====== Data section ======
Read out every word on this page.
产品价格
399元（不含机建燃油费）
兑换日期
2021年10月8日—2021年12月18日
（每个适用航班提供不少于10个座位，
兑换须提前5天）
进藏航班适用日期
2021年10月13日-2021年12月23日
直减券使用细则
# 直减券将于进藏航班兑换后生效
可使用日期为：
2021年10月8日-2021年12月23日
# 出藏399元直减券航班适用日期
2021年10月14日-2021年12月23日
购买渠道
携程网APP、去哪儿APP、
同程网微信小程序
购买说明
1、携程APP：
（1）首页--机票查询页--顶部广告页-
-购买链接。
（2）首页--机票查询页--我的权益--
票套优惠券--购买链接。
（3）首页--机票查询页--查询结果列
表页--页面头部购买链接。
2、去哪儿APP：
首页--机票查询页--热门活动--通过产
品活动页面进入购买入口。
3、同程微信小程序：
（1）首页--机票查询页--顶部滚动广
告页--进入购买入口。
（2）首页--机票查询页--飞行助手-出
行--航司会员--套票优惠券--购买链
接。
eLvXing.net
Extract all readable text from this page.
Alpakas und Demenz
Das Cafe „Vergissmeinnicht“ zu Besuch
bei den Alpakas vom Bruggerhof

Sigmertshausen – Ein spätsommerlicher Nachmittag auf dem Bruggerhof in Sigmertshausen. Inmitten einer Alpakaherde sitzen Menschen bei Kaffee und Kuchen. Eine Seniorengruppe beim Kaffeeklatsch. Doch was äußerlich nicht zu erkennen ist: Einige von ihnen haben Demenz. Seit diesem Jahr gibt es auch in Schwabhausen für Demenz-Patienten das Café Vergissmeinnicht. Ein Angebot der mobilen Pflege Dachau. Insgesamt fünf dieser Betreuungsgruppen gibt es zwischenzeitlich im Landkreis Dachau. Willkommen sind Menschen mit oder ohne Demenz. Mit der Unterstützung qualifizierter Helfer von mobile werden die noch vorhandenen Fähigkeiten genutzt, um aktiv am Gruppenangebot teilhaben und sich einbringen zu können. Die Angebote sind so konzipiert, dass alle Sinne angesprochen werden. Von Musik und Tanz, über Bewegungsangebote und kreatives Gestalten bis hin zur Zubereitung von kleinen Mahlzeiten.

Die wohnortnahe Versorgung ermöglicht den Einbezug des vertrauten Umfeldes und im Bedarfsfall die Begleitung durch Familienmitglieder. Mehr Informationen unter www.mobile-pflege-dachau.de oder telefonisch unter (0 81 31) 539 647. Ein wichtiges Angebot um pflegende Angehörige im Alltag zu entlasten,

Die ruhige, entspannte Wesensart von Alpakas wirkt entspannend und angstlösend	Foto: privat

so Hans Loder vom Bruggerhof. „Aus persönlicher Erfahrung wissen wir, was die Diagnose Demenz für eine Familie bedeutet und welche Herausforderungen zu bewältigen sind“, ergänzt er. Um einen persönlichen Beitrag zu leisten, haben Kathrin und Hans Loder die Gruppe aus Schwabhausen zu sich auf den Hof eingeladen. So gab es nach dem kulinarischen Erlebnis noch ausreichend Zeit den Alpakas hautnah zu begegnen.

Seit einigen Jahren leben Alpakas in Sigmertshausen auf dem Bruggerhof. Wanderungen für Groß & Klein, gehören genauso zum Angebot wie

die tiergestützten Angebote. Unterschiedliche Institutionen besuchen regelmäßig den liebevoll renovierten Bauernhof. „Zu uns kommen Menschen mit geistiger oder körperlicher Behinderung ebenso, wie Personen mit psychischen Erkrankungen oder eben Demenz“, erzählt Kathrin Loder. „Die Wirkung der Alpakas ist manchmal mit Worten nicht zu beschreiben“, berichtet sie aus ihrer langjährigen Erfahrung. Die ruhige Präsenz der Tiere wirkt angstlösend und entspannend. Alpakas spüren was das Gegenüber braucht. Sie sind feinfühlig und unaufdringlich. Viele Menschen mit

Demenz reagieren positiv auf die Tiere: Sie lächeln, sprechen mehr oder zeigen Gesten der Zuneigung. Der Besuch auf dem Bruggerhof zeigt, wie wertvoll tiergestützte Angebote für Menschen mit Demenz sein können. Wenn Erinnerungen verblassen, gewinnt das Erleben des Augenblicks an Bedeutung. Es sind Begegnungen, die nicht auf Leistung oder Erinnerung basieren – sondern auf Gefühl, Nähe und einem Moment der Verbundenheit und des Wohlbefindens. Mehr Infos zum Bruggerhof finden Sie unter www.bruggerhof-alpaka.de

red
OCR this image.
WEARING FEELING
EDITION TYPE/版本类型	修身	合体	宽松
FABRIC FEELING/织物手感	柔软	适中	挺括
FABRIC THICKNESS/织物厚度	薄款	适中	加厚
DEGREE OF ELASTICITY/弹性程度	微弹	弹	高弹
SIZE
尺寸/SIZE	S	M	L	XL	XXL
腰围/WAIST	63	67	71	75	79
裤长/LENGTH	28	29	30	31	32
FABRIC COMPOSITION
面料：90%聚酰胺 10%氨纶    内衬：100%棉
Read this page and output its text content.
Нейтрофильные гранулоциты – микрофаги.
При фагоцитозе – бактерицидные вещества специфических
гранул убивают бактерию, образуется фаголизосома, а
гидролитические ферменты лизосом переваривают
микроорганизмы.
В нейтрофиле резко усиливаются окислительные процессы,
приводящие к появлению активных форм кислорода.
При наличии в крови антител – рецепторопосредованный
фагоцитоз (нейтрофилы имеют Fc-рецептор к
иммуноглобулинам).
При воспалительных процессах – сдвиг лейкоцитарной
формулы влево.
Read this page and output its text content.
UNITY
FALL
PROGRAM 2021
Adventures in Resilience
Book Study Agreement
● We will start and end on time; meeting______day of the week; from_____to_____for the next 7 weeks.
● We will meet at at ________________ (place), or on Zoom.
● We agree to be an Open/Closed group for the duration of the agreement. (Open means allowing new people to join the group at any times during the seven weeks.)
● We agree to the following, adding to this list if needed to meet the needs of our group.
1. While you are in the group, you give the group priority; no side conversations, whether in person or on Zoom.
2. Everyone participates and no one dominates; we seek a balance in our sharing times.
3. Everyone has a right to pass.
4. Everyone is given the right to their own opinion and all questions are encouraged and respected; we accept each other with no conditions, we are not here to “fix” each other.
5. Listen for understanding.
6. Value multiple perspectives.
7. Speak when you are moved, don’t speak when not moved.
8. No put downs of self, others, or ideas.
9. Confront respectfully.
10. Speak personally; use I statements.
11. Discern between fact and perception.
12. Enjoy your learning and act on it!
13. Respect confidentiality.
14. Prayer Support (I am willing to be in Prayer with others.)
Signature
======
Exercise details> Check each line of the records for the word "机票查询页", and show the lines that contain it.

Result below>
（1）首页--机票查询页--顶部广告页-
（2）首页--机票查询页--我的权益--
（3）首页--机票查询页--查询结果列
首页--机票查询页--热门活动--通过产
（1）首页--机票查询页--顶部滚动广
（2）首页--机票查询页--飞行助手-出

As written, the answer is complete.